We first looked at several designs where we implemented our own machined outer surface as our mechanical chassis. There were many ideas that would have gotten the job done but the toughest parameter of keeping the device waterproof proved too challenging for us to make our own chassis. This problem led to the most ridiculous ideas such as building our own 3D printer or purchasing a 3D printer to construct the entire chassis which would have worked but the time constraint of building the printer and the cost would have been too great.

Ultimately, we resorted to purchasing a simple box that could satisfy all the parameters that we needed for our mechanical chassis and was flexible enough for us to modify. After many Google searches, we found the Pelican case.

The Pelican case is a heavy duty case that is frequently used by the army to store their materials. The cases are waterproof and are rigid enough to withstand the force of many objects commonly found in rivers like tree branches and rocks. This, however, excluded bear attacks, shark bites, and children under 5. But, our design parameters will only keep the Pelican case in fresh water streams where it is uncommon to find bears, sharks, and children under 5, so these hazardous objects will not obstruct our device.

We modified the chassis to carry a solar panel by attaching L-brackets to the front of the Pelican case and used Velcro pieces to keep the solar panel from moving around and falling off. We created a few holes in the box and inserted steel pipes as a means of allowing the stream water to enter and exit our device. We also created an elbow joint which covered the wires that were being routed to the inside of the Pelican case as a way to keep our electronics from getting wet.

Overview: For convenience, the biosensor was developed to have the ability to send data wirelessly to a database. Thus, the need to physically check up on the biosensor was removed. This was done by sending apparatus data, such as voltage or battery level, to the android phone. There, the phone packaged the information and sent it to a MySQL server via 3G network. The database then stored the information for display on a website.

Design Choices: The android phone was chosen as the best fit for the project for multiple reasons. For one, it was easier to code for android than for the alternatives. There existed a wide and extensive range of support for android development that did not exist on other platforms. These included tools such as the Apache API that allowed the project to run more smoothly. Most importantly, the android device was not bound to distance restrictions as the other alternatives were. As long as a cell tower was nearby, the information could be accessed from anywhere with an internet connection.

The program used to run the server and its code was WAMP Server for ease of use. Other alternatives, such as developing and using a socket server, were also proposed and implemented. However, WAMP Server allowed for a more elegant testing and debugging process.

Testing and Reevaluation

After assembly. We reach a most critical stage - testing. From here we will evaluate and recycle through the design process. Current tests performed are as follows:

Preliminary Floatation, Signal, and Waterproofing Tests.

One test we did to determine if the box was able to work as a floatation device was to fill the box with weights that would make the box of comparable weight to the finalized device and put this into a stream to see if it would float or sink. The following pictures show the floatation test that was done by two members of the team: Manuel Valdez and Robert Zhang. They visited one of our neighboring gorges that surround Cornell University and placed the box in one of the streams with stones to simulate the weight of the final device. The device was able to float with approximate 70 pounds of weight inside it. (1/4 submerged)

The box determined to be waterproof as well by submerging the lid of the box into the gorge and seeing if it would fill up with water and sink into the gorge but this did not occur.

An iPhone was used to determine that the phone was still able to get signal even though it would be submerged.

All of these tests proved successful.

REQUIRED ACTION:
Return the stretch of the biosensor design text from "We first looked" through "the Pelican case.", copied word for word. The records have no connection to the biosensor design text.

THE DATA:
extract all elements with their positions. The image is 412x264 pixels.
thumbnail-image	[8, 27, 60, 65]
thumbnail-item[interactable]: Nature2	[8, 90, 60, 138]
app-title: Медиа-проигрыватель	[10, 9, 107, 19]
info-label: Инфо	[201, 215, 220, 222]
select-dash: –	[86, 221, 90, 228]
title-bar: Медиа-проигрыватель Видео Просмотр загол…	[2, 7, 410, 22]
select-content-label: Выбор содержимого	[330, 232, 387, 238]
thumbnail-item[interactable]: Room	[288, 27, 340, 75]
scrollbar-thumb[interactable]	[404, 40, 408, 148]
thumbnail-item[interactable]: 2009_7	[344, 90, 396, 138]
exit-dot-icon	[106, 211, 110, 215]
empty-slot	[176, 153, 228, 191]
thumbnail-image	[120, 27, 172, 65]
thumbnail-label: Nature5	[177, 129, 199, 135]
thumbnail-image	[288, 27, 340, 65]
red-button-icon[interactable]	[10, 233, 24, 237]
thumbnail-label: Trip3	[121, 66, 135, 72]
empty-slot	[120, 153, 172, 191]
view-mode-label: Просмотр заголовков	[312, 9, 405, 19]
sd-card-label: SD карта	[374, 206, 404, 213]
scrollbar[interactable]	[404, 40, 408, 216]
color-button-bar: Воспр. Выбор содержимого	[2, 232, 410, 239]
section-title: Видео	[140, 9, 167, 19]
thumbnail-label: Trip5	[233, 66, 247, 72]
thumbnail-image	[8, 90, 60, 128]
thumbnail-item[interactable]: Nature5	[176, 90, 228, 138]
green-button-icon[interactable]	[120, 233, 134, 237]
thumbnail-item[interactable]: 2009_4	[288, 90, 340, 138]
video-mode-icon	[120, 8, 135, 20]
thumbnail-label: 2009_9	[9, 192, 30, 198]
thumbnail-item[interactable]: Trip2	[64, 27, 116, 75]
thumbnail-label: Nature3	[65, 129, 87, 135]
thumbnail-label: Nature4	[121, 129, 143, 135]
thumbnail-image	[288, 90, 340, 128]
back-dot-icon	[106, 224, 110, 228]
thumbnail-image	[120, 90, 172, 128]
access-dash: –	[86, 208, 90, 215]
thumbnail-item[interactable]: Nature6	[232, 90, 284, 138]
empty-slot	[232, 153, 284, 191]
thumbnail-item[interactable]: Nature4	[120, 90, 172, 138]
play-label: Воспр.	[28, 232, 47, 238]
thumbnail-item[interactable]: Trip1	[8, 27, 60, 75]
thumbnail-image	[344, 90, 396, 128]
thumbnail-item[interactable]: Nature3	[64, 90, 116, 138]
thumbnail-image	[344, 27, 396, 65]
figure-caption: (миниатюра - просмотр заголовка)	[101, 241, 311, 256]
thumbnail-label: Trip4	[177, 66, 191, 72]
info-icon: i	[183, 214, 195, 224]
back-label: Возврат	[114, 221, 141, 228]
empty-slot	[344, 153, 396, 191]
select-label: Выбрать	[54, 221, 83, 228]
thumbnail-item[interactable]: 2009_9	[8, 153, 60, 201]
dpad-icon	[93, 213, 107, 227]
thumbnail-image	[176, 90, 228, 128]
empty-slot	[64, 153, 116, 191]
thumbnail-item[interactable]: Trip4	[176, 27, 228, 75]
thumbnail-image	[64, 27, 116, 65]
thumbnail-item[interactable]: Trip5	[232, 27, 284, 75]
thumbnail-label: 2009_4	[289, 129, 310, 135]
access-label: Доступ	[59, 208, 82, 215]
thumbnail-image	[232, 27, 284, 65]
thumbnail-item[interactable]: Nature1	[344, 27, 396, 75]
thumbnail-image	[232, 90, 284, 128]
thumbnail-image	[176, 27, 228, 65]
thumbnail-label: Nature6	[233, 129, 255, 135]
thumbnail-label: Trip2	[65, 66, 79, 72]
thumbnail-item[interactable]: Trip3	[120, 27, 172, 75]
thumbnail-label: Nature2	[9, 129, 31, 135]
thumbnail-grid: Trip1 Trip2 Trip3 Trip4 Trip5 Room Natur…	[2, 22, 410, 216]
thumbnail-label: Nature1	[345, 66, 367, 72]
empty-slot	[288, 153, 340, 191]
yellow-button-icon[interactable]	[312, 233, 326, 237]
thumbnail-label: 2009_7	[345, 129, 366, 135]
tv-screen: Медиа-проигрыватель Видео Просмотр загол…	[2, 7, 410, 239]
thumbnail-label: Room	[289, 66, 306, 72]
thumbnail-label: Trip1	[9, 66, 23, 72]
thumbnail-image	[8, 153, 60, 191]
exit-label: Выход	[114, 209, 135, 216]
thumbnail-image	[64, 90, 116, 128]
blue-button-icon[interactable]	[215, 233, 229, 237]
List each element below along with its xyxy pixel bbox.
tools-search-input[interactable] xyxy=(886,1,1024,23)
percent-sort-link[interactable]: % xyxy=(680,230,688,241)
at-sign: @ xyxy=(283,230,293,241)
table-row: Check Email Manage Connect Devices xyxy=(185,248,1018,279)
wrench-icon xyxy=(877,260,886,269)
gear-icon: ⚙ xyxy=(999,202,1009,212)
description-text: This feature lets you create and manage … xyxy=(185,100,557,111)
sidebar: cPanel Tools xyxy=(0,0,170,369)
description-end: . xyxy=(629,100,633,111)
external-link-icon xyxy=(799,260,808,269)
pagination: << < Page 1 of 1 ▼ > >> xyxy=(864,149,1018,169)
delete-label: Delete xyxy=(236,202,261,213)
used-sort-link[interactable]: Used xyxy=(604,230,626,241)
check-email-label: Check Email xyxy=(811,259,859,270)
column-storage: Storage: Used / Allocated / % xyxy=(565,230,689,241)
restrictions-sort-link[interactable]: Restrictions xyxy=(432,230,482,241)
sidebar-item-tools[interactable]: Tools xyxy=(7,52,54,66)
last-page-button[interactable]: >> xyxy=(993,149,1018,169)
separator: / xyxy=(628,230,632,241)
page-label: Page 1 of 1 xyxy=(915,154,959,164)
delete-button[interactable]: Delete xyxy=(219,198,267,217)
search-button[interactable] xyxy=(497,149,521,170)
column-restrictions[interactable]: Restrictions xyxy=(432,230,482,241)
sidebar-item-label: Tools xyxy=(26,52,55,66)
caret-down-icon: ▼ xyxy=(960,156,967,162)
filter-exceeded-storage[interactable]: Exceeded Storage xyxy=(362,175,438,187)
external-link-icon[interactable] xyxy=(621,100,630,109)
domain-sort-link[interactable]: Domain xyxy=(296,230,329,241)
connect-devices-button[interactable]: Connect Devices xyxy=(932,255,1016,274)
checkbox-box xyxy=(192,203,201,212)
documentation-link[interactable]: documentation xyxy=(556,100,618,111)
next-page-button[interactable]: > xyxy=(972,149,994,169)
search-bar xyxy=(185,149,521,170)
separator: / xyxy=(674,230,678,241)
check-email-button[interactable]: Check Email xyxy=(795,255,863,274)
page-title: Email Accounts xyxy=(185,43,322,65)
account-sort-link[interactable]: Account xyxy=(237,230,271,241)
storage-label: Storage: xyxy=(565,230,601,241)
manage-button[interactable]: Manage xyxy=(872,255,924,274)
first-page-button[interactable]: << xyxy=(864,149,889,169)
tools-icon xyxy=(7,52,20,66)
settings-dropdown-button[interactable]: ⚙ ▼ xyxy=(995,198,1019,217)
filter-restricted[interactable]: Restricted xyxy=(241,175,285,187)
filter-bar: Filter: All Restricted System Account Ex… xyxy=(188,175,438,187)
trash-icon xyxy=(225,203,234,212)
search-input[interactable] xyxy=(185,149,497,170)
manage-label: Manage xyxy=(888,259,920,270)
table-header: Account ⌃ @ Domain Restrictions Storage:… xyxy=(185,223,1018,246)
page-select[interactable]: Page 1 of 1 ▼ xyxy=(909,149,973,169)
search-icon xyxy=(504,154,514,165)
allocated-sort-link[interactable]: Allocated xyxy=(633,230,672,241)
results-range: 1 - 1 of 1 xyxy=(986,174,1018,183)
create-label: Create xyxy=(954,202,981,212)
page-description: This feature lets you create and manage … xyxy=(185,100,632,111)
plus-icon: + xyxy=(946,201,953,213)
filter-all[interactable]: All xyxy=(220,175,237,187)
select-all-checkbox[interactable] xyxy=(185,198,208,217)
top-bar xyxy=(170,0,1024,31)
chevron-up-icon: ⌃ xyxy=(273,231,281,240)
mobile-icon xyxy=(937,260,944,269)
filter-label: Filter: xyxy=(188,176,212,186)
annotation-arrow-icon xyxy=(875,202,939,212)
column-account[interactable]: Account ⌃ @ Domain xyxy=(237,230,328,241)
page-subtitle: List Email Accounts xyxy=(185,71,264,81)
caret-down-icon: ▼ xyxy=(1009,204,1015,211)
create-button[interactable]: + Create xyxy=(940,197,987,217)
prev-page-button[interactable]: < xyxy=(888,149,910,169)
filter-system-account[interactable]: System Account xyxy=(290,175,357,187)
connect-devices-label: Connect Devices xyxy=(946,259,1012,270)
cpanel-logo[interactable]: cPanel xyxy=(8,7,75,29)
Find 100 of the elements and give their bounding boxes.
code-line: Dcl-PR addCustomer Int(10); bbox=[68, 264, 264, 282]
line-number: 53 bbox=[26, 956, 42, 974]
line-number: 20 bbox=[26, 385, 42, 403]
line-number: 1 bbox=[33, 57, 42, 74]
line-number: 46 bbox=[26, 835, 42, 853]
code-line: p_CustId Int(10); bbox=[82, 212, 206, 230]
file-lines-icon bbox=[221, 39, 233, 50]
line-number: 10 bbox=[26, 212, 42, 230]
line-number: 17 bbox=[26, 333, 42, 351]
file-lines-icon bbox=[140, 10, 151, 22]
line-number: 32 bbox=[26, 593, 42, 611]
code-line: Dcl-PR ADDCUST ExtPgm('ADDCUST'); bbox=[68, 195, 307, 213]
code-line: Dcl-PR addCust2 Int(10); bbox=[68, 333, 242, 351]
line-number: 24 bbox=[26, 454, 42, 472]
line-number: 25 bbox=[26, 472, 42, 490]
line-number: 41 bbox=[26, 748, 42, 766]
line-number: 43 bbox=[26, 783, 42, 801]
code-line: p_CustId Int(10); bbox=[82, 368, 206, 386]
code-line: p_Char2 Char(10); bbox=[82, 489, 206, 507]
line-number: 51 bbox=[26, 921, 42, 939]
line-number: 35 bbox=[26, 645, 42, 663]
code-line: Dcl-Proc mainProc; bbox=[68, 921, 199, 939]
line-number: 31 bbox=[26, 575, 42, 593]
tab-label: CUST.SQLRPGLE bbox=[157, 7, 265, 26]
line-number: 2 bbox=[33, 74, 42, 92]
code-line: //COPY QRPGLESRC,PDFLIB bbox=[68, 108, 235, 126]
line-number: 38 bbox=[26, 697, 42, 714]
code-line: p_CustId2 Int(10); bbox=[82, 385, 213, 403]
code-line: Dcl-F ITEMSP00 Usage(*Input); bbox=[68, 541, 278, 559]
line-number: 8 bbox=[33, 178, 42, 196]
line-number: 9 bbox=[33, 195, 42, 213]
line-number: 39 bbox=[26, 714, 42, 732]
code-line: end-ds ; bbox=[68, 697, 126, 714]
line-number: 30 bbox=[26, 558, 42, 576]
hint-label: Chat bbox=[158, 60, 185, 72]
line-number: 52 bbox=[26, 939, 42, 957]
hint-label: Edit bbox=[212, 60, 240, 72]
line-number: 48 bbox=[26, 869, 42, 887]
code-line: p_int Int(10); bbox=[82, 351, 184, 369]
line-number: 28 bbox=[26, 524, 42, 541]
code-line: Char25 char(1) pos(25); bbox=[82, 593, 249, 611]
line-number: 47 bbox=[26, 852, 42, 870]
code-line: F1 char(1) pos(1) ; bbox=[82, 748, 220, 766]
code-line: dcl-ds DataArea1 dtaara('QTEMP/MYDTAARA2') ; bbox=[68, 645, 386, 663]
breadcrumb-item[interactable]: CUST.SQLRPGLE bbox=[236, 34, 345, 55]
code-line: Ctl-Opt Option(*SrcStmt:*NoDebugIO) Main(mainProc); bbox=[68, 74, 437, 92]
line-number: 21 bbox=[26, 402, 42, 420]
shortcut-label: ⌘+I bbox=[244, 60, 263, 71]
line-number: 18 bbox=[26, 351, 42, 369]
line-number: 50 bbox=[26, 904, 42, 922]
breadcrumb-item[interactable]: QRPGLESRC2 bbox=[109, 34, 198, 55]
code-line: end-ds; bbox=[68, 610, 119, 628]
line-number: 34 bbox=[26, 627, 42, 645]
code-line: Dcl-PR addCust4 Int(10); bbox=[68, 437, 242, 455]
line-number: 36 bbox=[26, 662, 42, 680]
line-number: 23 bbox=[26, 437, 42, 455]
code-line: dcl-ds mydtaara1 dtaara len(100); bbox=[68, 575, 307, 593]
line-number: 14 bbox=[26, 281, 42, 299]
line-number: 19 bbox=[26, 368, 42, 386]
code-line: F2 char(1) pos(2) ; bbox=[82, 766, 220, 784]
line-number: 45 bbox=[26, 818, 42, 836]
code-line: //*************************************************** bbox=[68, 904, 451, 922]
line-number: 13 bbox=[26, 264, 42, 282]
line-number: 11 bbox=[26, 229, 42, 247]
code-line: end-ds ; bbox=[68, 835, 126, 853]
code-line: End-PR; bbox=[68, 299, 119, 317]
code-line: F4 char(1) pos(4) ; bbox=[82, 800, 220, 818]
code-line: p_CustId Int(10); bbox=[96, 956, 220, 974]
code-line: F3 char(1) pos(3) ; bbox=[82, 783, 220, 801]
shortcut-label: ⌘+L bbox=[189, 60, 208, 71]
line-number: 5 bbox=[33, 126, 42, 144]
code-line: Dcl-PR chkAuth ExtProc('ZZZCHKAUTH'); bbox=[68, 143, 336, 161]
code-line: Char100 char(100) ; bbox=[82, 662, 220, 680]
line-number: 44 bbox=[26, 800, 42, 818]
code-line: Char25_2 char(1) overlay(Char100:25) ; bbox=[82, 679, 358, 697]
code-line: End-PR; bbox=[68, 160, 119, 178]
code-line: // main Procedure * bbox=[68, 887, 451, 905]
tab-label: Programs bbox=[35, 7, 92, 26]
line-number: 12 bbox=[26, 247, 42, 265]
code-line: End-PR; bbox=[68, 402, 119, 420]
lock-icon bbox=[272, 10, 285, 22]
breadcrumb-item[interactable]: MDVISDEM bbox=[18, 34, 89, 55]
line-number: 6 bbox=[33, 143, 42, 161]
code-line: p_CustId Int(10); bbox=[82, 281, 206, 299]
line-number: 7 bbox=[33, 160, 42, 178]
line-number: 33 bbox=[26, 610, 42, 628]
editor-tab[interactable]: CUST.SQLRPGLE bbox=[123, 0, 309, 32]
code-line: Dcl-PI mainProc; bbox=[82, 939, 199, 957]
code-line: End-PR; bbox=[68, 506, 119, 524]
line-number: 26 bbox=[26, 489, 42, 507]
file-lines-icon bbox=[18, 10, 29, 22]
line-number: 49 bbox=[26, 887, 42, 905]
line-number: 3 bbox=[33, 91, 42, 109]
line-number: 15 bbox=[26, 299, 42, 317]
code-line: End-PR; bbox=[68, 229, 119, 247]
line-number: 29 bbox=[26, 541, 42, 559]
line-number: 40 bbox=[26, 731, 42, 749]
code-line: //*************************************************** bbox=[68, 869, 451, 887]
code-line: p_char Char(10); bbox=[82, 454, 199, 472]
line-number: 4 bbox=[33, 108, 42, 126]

ANSWER TO THIS TASK:
We first looked at several designs where we implemented our own machined outer surface as our mechanical chassis. There were many ideas that would have gotten the job done but the toughest parameter of keeping the device waterproof proved too challenging for us to make our own chassis. This problem led to the most ridiculous ideas such as building our own 3D printer or purchasing a 3D printer to construct the entire chassis which would have worked but the time constraint of building the printer and the cost would have been too great.

Ultimately, we resorted to purchasing a simple box that could satisfy all the parameters that we needed for our mechanical chassis and was flexible enough for us to modify. After many Google searches, we found the Pelican case.